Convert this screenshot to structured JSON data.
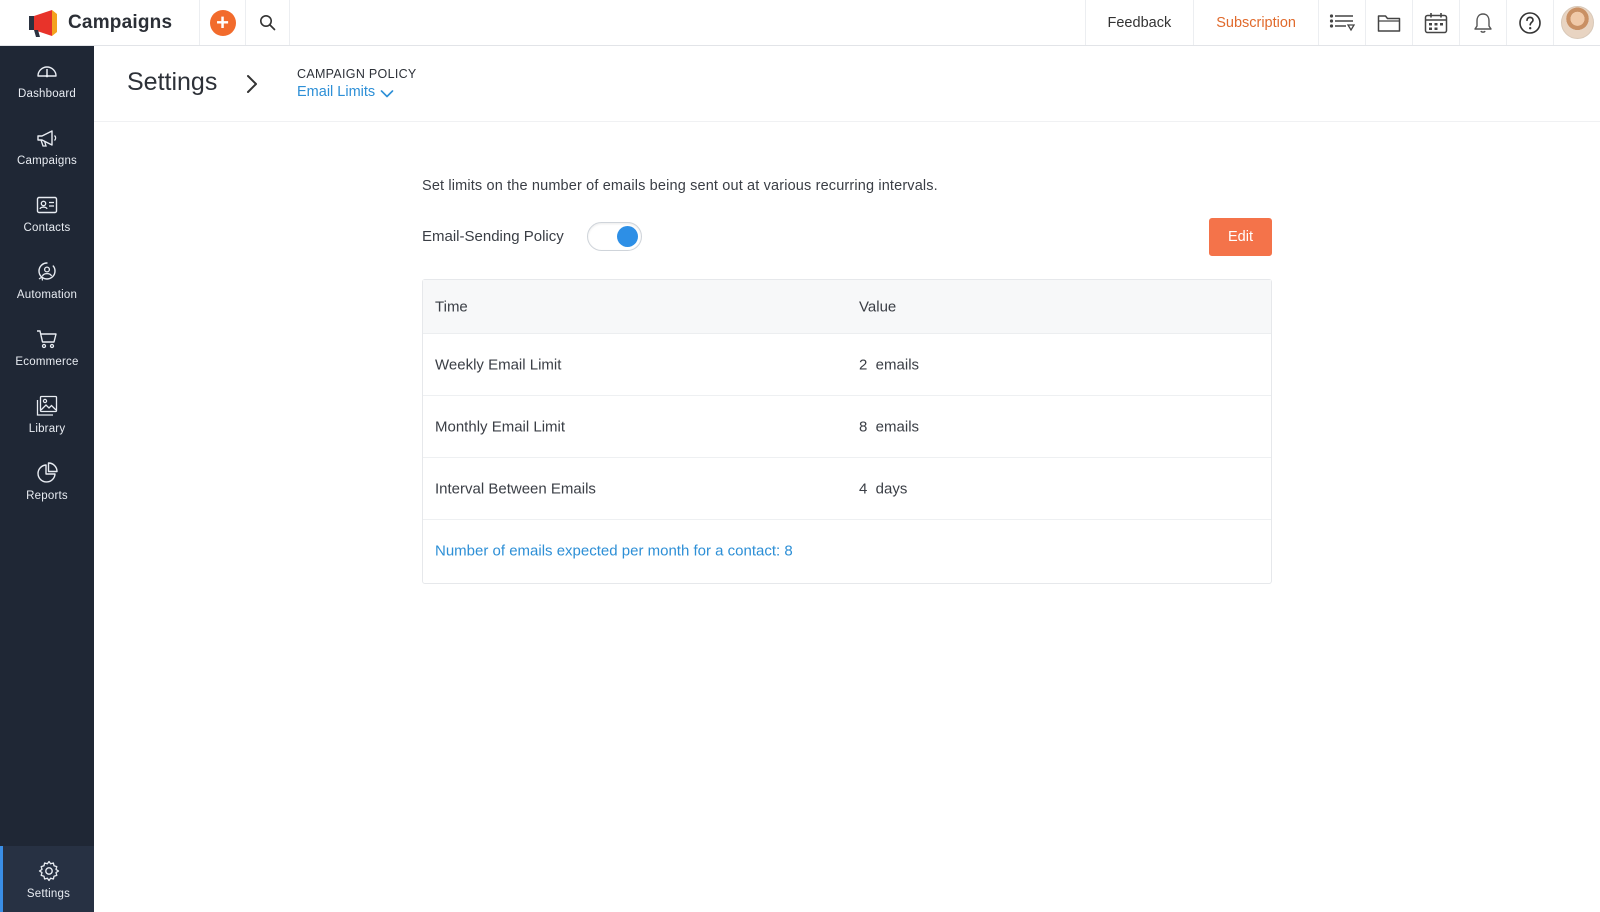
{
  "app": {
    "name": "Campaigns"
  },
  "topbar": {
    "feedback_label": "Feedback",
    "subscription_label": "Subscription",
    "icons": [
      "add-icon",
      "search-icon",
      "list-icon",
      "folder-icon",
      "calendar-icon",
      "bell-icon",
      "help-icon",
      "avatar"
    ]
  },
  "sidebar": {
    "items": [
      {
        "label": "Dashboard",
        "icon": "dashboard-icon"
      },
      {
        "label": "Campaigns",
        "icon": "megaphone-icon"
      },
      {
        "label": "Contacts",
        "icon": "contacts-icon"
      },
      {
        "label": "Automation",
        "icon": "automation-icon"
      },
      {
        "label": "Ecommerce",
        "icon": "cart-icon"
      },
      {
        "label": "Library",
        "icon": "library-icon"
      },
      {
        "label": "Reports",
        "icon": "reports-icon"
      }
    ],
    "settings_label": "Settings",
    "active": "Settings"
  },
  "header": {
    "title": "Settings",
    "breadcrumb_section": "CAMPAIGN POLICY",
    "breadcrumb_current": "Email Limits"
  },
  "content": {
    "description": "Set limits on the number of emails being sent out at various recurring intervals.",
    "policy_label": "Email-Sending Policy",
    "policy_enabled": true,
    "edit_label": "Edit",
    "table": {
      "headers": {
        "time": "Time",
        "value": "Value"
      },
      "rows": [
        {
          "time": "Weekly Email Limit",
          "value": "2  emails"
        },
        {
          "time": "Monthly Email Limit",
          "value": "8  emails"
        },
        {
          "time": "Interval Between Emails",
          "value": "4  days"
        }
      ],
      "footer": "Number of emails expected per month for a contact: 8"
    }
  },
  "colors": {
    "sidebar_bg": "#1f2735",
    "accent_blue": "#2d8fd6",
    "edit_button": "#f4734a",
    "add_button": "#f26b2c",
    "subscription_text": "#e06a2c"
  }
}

····················

Go through the records and pull out each line that includes the word "value".

-- The reply --
        "value": "Value"
          "value": "2  emails"
          "value": "8  emails"
          "value": "4  days"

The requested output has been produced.